╭──

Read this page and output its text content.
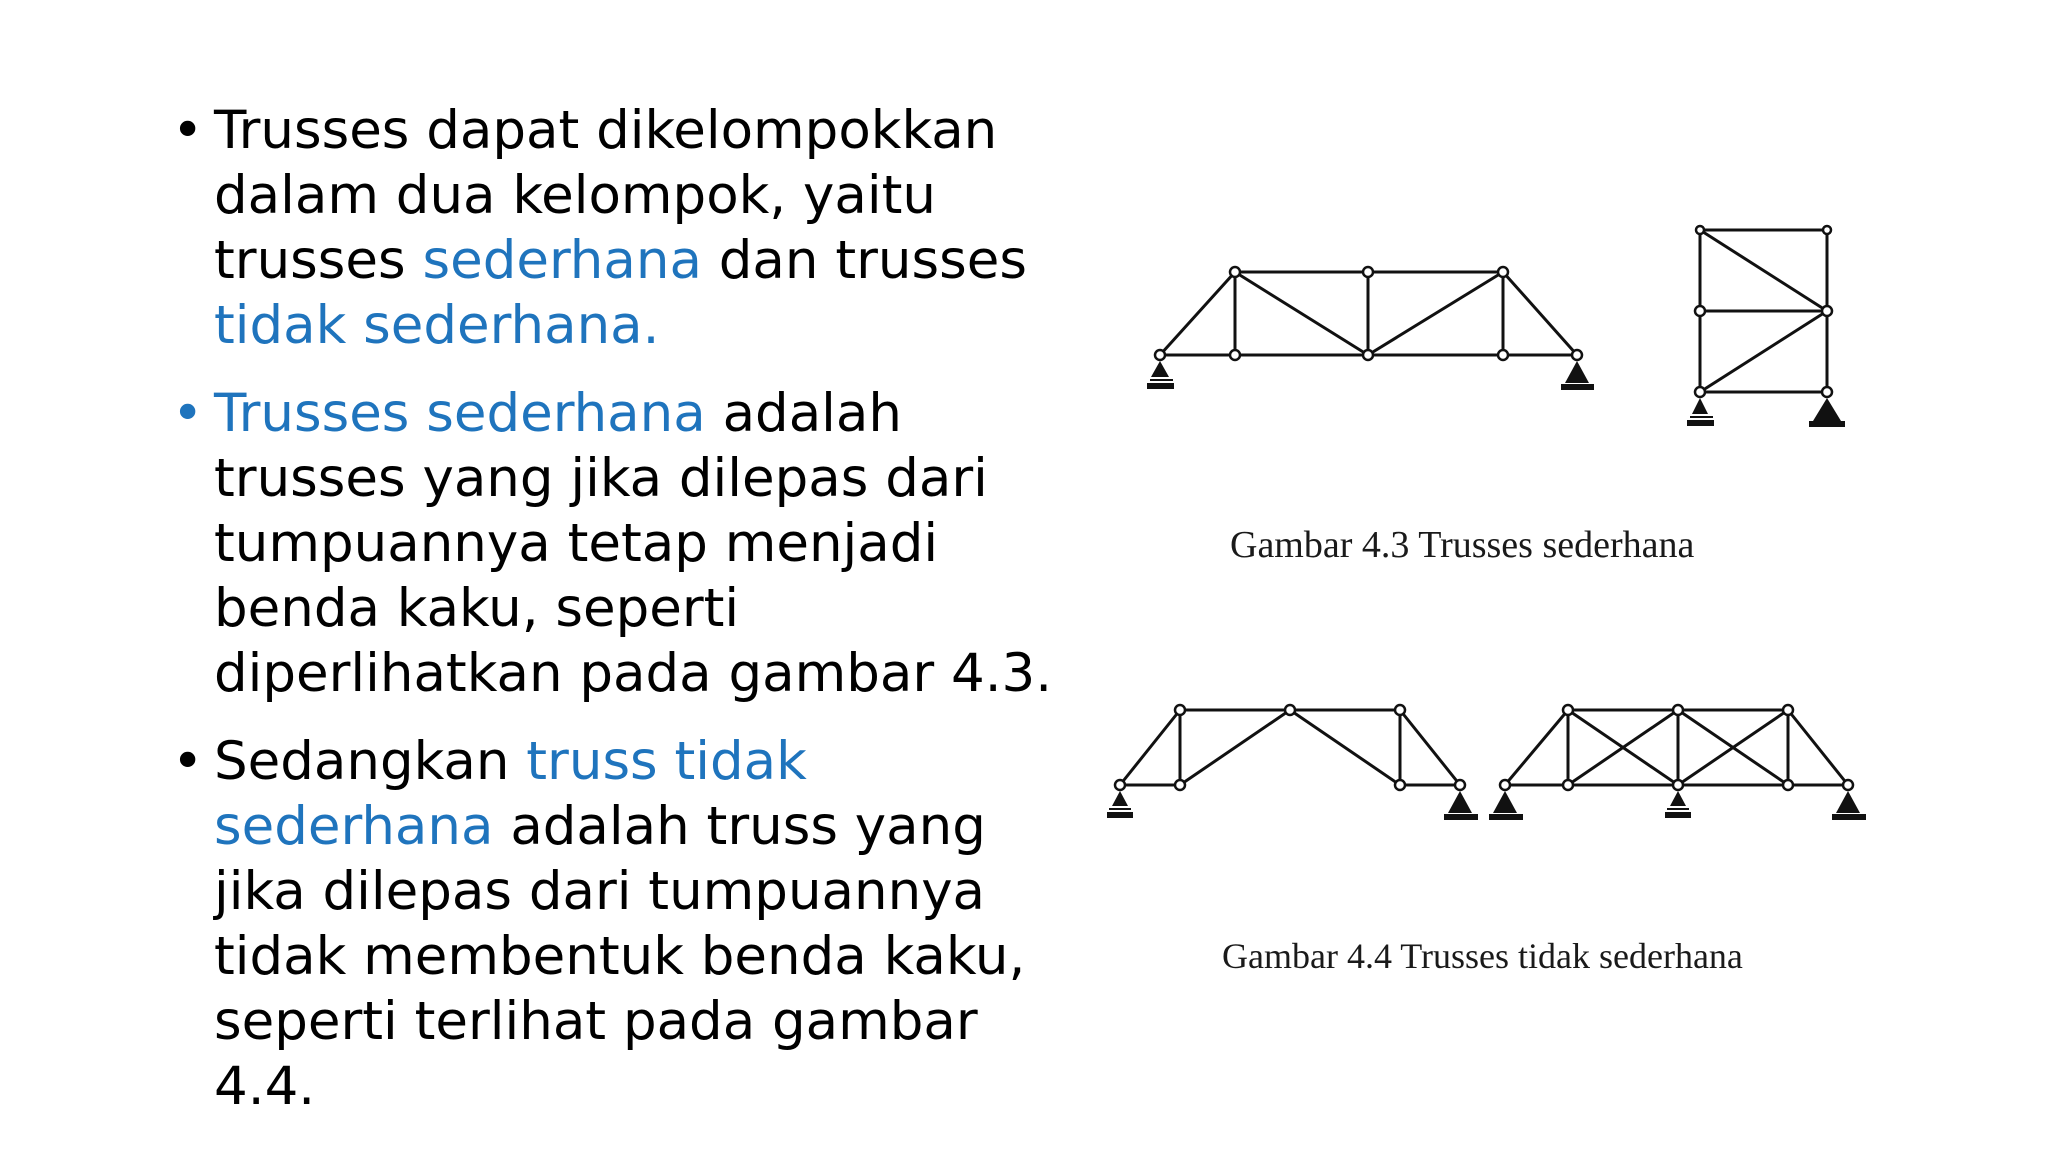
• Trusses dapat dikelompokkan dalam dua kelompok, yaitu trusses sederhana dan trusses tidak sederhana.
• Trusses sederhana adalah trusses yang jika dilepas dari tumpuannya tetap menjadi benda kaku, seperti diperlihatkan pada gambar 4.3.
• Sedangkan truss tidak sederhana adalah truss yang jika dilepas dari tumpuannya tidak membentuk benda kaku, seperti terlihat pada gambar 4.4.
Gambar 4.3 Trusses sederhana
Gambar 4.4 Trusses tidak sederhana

╰──

## Exercise
In the records above, collect each line with "tumpuannya".

## Written solution
• Trusses sederhana adalah trusses yang jika dilepas dari tumpuannya tetap menjadi benda kaku, seperti diperlihatkan pada gambar 4.3.
• Sedangkan truss tidak sederhana adalah truss yang jika dilepas dari tumpuannya tidak membentuk benda kaku, seperti terlihat pada gambar 4.4.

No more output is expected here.